▶ Exercise prompt
Which lines of the records contain "JSON"? Collect every one of them.
=== Data shown ===
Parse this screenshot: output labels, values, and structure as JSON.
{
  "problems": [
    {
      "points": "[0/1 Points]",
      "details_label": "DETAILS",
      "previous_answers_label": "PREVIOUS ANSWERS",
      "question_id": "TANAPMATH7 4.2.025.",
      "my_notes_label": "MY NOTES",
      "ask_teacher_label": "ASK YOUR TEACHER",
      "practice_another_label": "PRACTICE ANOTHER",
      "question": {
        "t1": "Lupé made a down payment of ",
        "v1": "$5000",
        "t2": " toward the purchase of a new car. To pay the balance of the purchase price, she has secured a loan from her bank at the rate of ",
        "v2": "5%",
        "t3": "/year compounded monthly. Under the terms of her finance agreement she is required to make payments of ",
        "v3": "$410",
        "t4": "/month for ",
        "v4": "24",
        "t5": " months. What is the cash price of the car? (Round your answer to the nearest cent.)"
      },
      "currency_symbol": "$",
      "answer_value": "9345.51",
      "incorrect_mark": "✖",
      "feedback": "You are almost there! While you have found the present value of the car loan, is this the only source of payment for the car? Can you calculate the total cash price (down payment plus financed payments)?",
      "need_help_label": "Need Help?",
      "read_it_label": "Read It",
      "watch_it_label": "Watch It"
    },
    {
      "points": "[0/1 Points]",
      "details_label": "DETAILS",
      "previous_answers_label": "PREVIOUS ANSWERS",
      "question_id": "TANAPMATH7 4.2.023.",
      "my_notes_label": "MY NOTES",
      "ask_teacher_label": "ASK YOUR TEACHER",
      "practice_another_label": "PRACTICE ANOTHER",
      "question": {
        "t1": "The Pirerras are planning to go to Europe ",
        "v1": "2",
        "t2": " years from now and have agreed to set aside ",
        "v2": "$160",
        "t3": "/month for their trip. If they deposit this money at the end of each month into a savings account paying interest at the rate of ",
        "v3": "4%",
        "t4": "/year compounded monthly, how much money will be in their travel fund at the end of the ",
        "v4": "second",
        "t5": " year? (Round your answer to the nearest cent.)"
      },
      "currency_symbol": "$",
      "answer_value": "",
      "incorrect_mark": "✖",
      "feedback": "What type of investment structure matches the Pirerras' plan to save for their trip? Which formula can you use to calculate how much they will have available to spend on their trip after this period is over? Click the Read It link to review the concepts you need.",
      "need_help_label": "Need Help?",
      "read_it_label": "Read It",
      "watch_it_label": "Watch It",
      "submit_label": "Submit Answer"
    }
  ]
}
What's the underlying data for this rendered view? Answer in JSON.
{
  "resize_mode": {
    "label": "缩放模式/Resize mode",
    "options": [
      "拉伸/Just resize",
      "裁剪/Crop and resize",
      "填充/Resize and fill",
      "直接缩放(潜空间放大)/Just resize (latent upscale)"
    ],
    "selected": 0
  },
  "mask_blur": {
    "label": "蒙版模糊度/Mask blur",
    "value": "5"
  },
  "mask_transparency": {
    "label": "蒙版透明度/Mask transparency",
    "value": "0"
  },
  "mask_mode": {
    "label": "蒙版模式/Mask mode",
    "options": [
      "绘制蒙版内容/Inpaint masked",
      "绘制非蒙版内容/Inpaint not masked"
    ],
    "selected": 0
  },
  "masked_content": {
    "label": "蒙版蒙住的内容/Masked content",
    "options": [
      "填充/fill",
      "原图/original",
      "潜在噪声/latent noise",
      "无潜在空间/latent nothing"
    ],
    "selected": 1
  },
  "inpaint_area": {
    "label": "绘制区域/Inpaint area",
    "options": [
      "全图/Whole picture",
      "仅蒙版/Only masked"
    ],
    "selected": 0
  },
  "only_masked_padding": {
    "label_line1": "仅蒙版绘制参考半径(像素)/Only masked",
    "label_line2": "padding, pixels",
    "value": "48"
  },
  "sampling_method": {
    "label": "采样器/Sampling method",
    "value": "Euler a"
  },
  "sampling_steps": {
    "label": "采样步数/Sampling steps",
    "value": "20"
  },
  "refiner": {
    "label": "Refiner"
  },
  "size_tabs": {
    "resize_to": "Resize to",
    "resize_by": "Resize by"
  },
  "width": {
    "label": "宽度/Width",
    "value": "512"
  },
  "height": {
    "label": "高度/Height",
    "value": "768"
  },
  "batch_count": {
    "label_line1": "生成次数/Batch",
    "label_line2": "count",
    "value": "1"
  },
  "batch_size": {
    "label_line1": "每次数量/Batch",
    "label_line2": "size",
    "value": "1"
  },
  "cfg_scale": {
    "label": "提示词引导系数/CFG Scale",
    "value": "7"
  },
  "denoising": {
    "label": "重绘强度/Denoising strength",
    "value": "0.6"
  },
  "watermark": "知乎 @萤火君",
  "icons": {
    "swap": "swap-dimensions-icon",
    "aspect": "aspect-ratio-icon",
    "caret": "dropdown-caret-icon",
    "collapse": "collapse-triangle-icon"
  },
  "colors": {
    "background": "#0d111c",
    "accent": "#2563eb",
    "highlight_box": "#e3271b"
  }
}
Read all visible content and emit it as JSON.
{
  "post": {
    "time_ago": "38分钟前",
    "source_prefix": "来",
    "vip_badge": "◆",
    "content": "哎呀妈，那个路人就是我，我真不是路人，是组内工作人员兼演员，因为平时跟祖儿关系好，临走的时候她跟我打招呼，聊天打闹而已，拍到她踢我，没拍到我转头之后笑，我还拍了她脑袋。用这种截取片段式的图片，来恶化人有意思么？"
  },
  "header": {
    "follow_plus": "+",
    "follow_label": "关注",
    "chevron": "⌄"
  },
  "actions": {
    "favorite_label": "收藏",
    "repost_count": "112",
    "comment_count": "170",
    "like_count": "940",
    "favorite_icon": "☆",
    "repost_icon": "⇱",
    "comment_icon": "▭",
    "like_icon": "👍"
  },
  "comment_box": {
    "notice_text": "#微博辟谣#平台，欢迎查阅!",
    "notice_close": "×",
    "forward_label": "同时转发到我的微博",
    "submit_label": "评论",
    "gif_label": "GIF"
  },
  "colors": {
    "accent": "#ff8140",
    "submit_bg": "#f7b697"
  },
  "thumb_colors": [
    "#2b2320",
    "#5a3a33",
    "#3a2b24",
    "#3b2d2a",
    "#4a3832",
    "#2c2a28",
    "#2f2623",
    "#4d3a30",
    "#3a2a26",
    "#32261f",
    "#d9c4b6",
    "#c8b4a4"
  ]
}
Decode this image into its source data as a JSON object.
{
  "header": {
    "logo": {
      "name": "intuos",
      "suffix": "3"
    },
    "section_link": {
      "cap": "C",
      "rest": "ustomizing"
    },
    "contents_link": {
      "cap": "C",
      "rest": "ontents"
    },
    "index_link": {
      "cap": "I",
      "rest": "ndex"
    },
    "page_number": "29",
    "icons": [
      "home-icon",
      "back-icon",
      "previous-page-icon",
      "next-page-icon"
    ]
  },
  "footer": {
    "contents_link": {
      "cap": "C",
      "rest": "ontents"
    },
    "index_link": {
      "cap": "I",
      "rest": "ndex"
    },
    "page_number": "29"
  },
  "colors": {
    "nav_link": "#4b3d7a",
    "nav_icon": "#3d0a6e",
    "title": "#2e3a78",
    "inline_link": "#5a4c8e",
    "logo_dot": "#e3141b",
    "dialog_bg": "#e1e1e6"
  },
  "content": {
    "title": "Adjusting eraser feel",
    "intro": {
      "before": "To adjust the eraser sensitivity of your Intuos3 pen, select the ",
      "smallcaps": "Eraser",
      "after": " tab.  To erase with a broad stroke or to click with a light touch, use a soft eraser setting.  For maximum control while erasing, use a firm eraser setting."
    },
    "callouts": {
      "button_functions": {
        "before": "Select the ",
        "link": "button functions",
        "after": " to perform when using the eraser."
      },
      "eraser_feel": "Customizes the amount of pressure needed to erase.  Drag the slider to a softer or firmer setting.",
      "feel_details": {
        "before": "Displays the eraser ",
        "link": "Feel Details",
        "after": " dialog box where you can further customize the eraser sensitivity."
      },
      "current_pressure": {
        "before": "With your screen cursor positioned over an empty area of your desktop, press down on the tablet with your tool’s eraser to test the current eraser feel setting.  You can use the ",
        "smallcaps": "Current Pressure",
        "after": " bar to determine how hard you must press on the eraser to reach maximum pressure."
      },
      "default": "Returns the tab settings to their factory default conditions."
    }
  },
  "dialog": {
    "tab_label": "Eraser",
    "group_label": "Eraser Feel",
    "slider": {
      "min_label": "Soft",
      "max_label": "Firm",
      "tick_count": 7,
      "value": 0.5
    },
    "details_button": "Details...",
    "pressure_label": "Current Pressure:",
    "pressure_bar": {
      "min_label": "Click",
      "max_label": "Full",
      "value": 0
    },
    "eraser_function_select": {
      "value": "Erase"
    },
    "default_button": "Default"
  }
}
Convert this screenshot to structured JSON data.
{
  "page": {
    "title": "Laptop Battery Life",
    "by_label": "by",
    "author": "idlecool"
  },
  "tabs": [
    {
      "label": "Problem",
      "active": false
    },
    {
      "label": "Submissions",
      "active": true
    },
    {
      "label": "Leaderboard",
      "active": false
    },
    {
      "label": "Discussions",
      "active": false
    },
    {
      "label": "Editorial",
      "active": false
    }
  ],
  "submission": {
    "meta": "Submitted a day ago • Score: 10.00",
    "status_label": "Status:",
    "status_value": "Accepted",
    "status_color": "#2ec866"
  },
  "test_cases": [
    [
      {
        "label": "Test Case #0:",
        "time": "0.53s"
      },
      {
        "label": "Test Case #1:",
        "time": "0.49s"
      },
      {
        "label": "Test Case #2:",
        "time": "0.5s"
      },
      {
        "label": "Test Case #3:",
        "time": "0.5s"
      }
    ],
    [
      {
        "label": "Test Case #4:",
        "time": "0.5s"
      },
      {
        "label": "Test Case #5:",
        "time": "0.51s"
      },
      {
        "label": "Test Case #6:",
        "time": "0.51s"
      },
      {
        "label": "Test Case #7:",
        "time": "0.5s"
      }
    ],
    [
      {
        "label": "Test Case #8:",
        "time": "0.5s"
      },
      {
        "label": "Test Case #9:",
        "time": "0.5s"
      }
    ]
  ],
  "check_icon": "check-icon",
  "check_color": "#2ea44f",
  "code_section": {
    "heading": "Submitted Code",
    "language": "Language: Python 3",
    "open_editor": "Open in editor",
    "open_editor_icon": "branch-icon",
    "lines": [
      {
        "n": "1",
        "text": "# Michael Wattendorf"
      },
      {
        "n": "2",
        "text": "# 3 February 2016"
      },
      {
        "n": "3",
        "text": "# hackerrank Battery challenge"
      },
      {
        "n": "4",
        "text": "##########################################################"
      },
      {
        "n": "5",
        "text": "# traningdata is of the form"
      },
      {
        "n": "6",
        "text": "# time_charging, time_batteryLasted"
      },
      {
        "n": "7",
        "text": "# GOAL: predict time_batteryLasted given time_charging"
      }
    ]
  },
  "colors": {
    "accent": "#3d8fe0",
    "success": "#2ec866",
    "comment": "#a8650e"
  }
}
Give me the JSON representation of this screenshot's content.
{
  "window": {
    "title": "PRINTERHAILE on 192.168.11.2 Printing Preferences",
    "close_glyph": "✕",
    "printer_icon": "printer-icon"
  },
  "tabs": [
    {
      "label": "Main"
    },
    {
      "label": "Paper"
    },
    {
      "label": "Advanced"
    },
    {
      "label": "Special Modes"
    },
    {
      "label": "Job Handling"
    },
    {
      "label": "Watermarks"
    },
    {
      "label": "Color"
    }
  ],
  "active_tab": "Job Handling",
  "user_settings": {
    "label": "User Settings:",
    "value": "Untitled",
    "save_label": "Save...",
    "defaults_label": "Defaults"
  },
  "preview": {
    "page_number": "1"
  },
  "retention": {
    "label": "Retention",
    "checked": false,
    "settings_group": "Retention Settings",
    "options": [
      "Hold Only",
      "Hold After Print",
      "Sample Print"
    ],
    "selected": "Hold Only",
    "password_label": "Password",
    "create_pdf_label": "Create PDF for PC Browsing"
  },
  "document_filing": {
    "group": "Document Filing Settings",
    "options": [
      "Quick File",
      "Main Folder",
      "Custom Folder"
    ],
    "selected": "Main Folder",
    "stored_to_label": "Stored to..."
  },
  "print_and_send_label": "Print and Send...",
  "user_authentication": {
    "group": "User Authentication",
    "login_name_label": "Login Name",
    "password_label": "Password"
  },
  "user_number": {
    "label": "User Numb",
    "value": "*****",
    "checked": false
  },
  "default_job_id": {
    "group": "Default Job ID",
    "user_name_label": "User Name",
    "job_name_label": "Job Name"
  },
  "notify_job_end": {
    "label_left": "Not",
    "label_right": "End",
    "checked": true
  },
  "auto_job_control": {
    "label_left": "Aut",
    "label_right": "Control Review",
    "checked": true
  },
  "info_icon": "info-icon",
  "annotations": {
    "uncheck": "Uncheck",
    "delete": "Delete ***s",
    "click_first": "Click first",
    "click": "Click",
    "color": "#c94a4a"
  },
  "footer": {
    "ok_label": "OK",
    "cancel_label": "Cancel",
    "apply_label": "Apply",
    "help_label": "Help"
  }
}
===
▶ Response for this exercise
Parse this screenshot: output labels, values, and structure as JSON.
What's the underlying data for this rendered view? Answer in JSON.
Read all visible content and emit it as JSON.
Decode this image into its source data as a JSON object.
Convert this screenshot to structured JSON data.
Give me the JSON representation of this screenshot's content.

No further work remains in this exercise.